Single out the lines of the material that contain "left" and copy them.

====== MATERIAL SUPPLIED ======

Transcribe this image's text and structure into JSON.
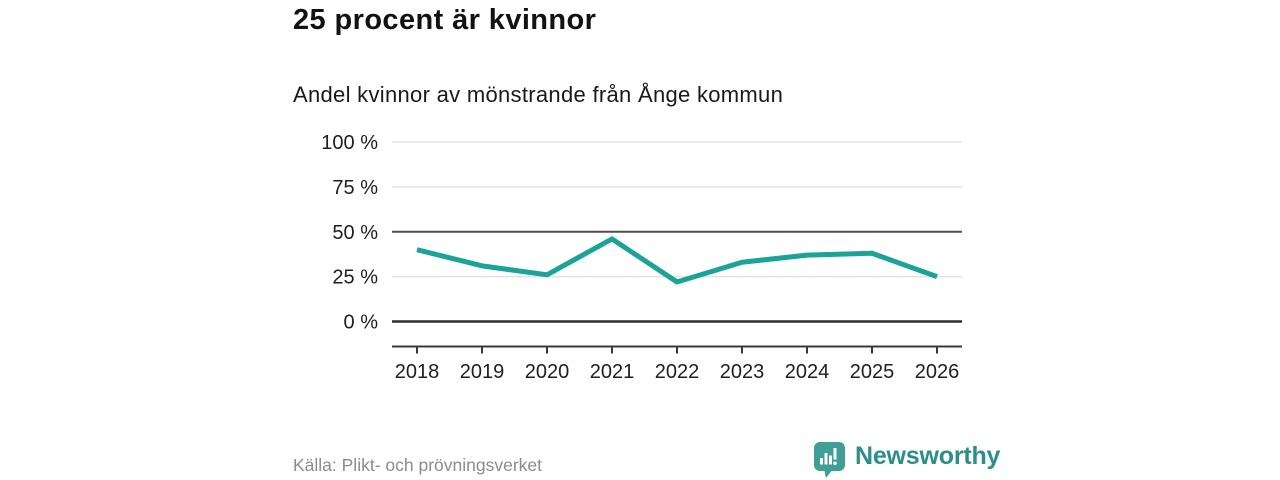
{
  "header": {
    "title_note": "bound from chart_data"
  },
  "footer": {
    "source": "Källa: Plikt- och prövningsverket",
    "brand": "Newsworthy"
  },
  "colors": {
    "line": "#1aa396",
    "grid_light": "#e2e2e2",
    "grid_dark": "#4f4f4f",
    "grid_base": "#2e2e2e",
    "axis": "#383838",
    "tick_text": "#202020",
    "title_text": "#121212",
    "source_text": "#8c8c8c",
    "logo_badge": "#3f9e96",
    "logo_text": "#2b8f89"
  },
  "chart_data": {
    "type": "line",
    "title": "25 procent är kvinnor",
    "subtitle": "Andel kvinnor av mönstrande från Ånge kommun",
    "x": [
      "2018",
      "2019",
      "2020",
      "2021",
      "2022",
      "2023",
      "2024",
      "2025",
      "2026"
    ],
    "values": [
      40,
      31,
      26,
      46,
      22,
      33,
      37,
      38,
      25
    ],
    "xlabel": "",
    "ylabel": "",
    "ylim": [
      0,
      100
    ],
    "y_ticks": [
      {
        "value": 0,
        "label": "0 %"
      },
      {
        "value": 25,
        "label": "25 %"
      },
      {
        "value": 50,
        "label": "50 %"
      },
      {
        "value": 75,
        "label": "75 %"
      },
      {
        "value": 100,
        "label": "100 %"
      }
    ],
    "emphasized_gridlines": [
      50
    ],
    "grid": "horizontal",
    "legend_position": "none"
  }
}
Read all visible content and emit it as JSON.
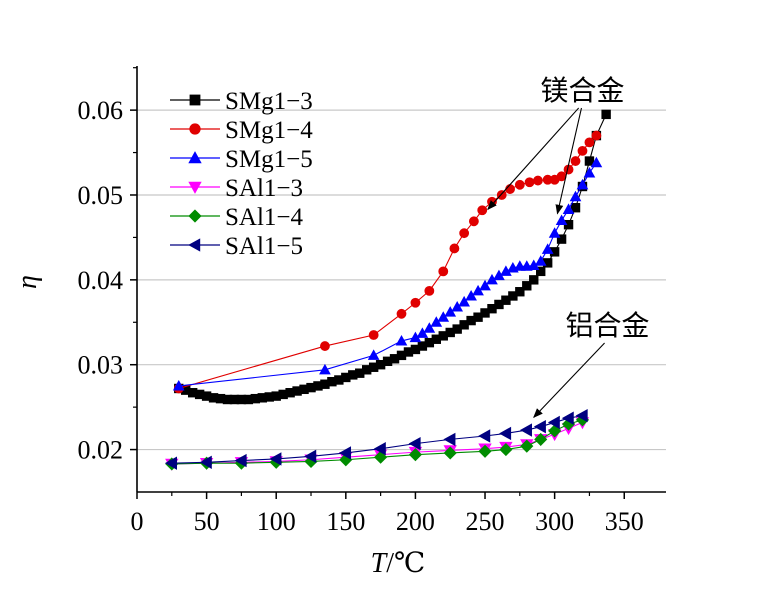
{
  "chart_data": {
    "type": "scatter",
    "xlabel_var": "T",
    "xlabel_unit": "/℃",
    "ylabel": "η",
    "xlim": [
      0,
      380
    ],
    "ylim": [
      0.015,
      0.0652
    ],
    "xticks": [
      0,
      50,
      100,
      150,
      200,
      250,
      300,
      350
    ],
    "yticks": [
      0.02,
      0.03,
      0.04,
      0.05,
      0.06
    ],
    "ytick_labels": [
      "0.02",
      "0.03",
      "0.04",
      "0.05",
      "0.06"
    ],
    "grid": "horizontal",
    "legend_position": "top-left",
    "annotations": [
      {
        "text": "镁合金",
        "label_at": [
          320,
          0.0612
        ],
        "arrows_to": [
          [
            252,
            0.0483
          ],
          [
            302,
            0.0478
          ]
        ]
      },
      {
        "text": "铝合金",
        "label_at": [
          338,
          0.0335
        ],
        "arrows_to": [
          [
            285,
            0.0238
          ]
        ]
      }
    ],
    "series": [
      {
        "name": "SMg1−3",
        "color": "#000000",
        "marker": "square",
        "x": [
          30,
          35,
          40,
          45,
          50,
          55,
          60,
          65,
          70,
          75,
          80,
          85,
          90,
          95,
          100,
          105,
          110,
          115,
          120,
          125,
          130,
          135,
          140,
          145,
          150,
          155,
          160,
          165,
          170,
          175,
          180,
          185,
          190,
          195,
          200,
          205,
          210,
          215,
          220,
          225,
          230,
          235,
          240,
          245,
          250,
          255,
          260,
          265,
          270,
          275,
          280,
          285,
          290,
          295,
          300,
          305,
          310,
          315,
          320,
          325,
          330,
          337
        ],
        "y": [
          0.0272,
          0.027,
          0.0267,
          0.0265,
          0.0263,
          0.0261,
          0.026,
          0.0259,
          0.0259,
          0.0259,
          0.0259,
          0.026,
          0.0261,
          0.0262,
          0.0263,
          0.0265,
          0.0267,
          0.0269,
          0.0271,
          0.0273,
          0.0275,
          0.0277,
          0.028,
          0.0282,
          0.0285,
          0.0288,
          0.029,
          0.0294,
          0.0297,
          0.03,
          0.0304,
          0.0307,
          0.0311,
          0.0315,
          0.0318,
          0.0322,
          0.0326,
          0.033,
          0.0334,
          0.0338,
          0.0342,
          0.0347,
          0.0352,
          0.0356,
          0.0361,
          0.0366,
          0.0371,
          0.0376,
          0.0381,
          0.0386,
          0.0393,
          0.04,
          0.041,
          0.042,
          0.0433,
          0.0448,
          0.0465,
          0.0485,
          0.051,
          0.054,
          0.057,
          0.0595
        ]
      },
      {
        "name": "SMg1−4",
        "color": "#e00000",
        "marker": "circle",
        "x": [
          30,
          135,
          170,
          190,
          200,
          210,
          220,
          228,
          235,
          242,
          248,
          255,
          262,
          268,
          275,
          282,
          288,
          295,
          300,
          305,
          310,
          315,
          320,
          325,
          330
        ],
        "y": [
          0.0272,
          0.0322,
          0.0335,
          0.036,
          0.0373,
          0.0387,
          0.041,
          0.0437,
          0.0455,
          0.0469,
          0.0482,
          0.0492,
          0.05,
          0.0507,
          0.0512,
          0.0515,
          0.0517,
          0.0518,
          0.0518,
          0.0522,
          0.053,
          0.054,
          0.0552,
          0.0562,
          0.057
        ]
      },
      {
        "name": "SMg1−5",
        "color": "#0000ff",
        "marker": "triangle-up",
        "x": [
          30,
          135,
          170,
          190,
          200,
          205,
          210,
          215,
          220,
          225,
          230,
          235,
          240,
          245,
          250,
          255,
          260,
          265,
          270,
          275,
          280,
          285,
          290,
          295,
          300,
          305,
          310,
          315,
          320,
          325,
          330
        ],
        "y": [
          0.0275,
          0.0294,
          0.0311,
          0.0328,
          0.0332,
          0.0337,
          0.0343,
          0.035,
          0.0356,
          0.0362,
          0.0368,
          0.0374,
          0.0381,
          0.0387,
          0.0393,
          0.04,
          0.0405,
          0.041,
          0.0414,
          0.0416,
          0.0416,
          0.0417,
          0.0422,
          0.0436,
          0.0455,
          0.047,
          0.0483,
          0.0498,
          0.0512,
          0.0526,
          0.0538
        ]
      },
      {
        "name": "SAl1−3",
        "color": "#ff00ff",
        "marker": "triangle-down",
        "x": [
          25,
          50,
          75,
          100,
          125,
          150,
          175,
          200,
          225,
          250,
          265,
          280,
          290,
          300,
          310,
          320
        ],
        "y": [
          0.0183,
          0.0184,
          0.0185,
          0.0186,
          0.0188,
          0.0191,
          0.0194,
          0.0197,
          0.0199,
          0.0201,
          0.0203,
          0.0206,
          0.0212,
          0.0218,
          0.0225,
          0.0232
        ]
      },
      {
        "name": "SAl1−4",
        "color": "#008c00",
        "marker": "diamond",
        "x": [
          25,
          50,
          75,
          100,
          125,
          150,
          175,
          200,
          225,
          250,
          265,
          280,
          290,
          300,
          310,
          320
        ],
        "y": [
          0.0183,
          0.0184,
          0.0184,
          0.0185,
          0.0186,
          0.0188,
          0.0191,
          0.0194,
          0.0196,
          0.0198,
          0.02,
          0.0204,
          0.0212,
          0.0222,
          0.023,
          0.0235
        ]
      },
      {
        "name": "SAl1−5",
        "color": "#000080",
        "marker": "triangle-left",
        "x": [
          25,
          50,
          75,
          100,
          125,
          150,
          175,
          200,
          225,
          250,
          265,
          280,
          290,
          300,
          310,
          320
        ],
        "y": [
          0.0184,
          0.0185,
          0.0187,
          0.0189,
          0.0192,
          0.0196,
          0.0201,
          0.0207,
          0.0212,
          0.0216,
          0.0219,
          0.0223,
          0.0227,
          0.0232,
          0.0237,
          0.024
        ]
      }
    ]
  }
}
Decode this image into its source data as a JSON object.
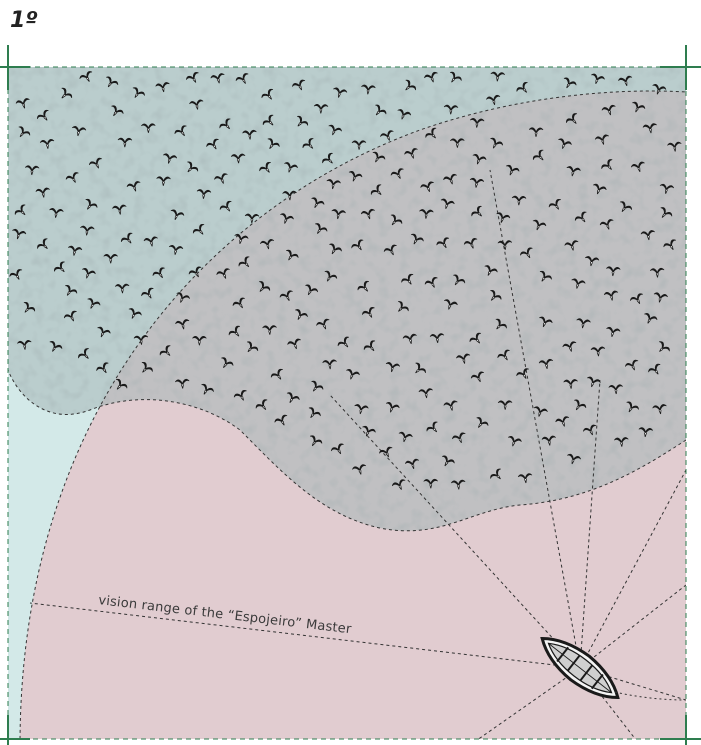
{
  "page_number": "1º",
  "vision_range_label": "vision range of the “Espojeiro” Master",
  "colors": {
    "sea": "#cfe6e5",
    "vision_range": "#e8c4c9",
    "shoal_shade": "#a9b8b8",
    "frame": "#2e7d4f",
    "bird": "#1a1a1a"
  },
  "icons": {
    "bird": "seagull-icon",
    "boat": "rowboat-icon"
  }
}
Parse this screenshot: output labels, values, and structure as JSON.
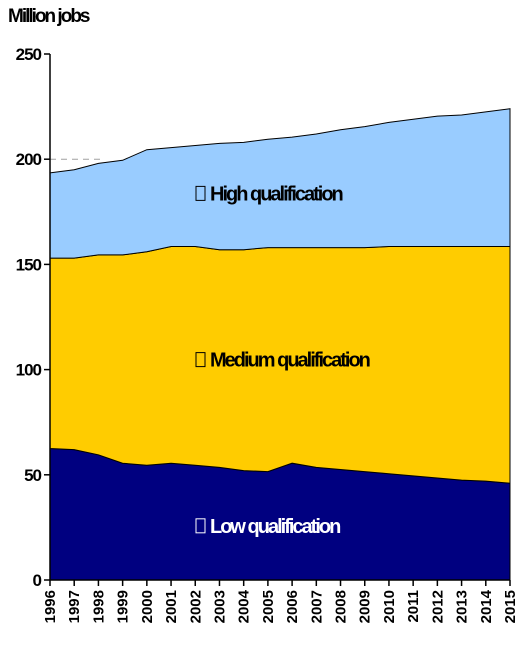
{
  "chart_data": {
    "type": "area",
    "stacked": true,
    "unit_label": "Million jobs",
    "x": [
      "1996",
      "1997",
      "1998",
      "1999",
      "2000",
      "2001",
      "2002",
      "2003",
      "2004",
      "2005",
      "2006",
      "2007",
      "2008",
      "2009",
      "2010",
      "2011",
      "2012",
      "2013",
      "2014",
      "2015"
    ],
    "series": [
      {
        "name": "Low qualification",
        "color": "#000080",
        "label_color": "#ffffff",
        "values": [
          62.5,
          62,
          59.5,
          55.5,
          54.5,
          55.5,
          54.5,
          53.5,
          52,
          51.5,
          55.5,
          53.5,
          52.5,
          51.5,
          50.5,
          49.5,
          48.5,
          47.5,
          47,
          46
        ]
      },
      {
        "name": "Medium qualification",
        "color": "#ffcc00",
        "label_color": "#000000",
        "values": [
          90.5,
          91,
          95,
          99,
          101.5,
          103,
          104,
          103.5,
          105,
          106.5,
          102.5,
          104.5,
          105.5,
          106.5,
          108,
          109,
          110,
          111,
          111.5,
          112.5
        ]
      },
      {
        "name": "High qualification",
        "color": "#99ccff",
        "label_color": "#000000",
        "values": [
          40.5,
          42,
          43.5,
          45,
          48.5,
          47,
          48,
          50.5,
          51,
          51.5,
          52.5,
          54,
          56,
          57.5,
          59,
          60.5,
          62,
          62.5,
          64,
          65.5
        ]
      }
    ],
    "ylim": [
      0,
      250
    ],
    "yticks": [
      0,
      50,
      100,
      150,
      200,
      250
    ],
    "reference_line": 200,
    "grid": false,
    "legend": "inline labels"
  }
}
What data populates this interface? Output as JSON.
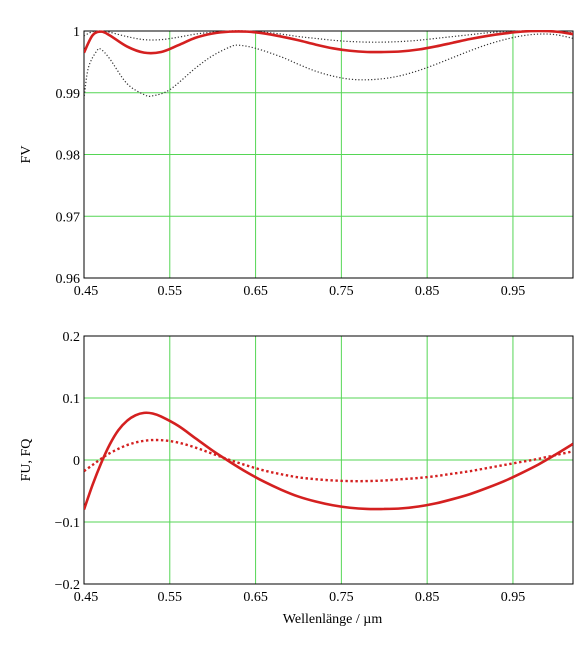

======

**TASK ANSWER**
    "legend_position": "top-left",
        "marker": "triangle-left",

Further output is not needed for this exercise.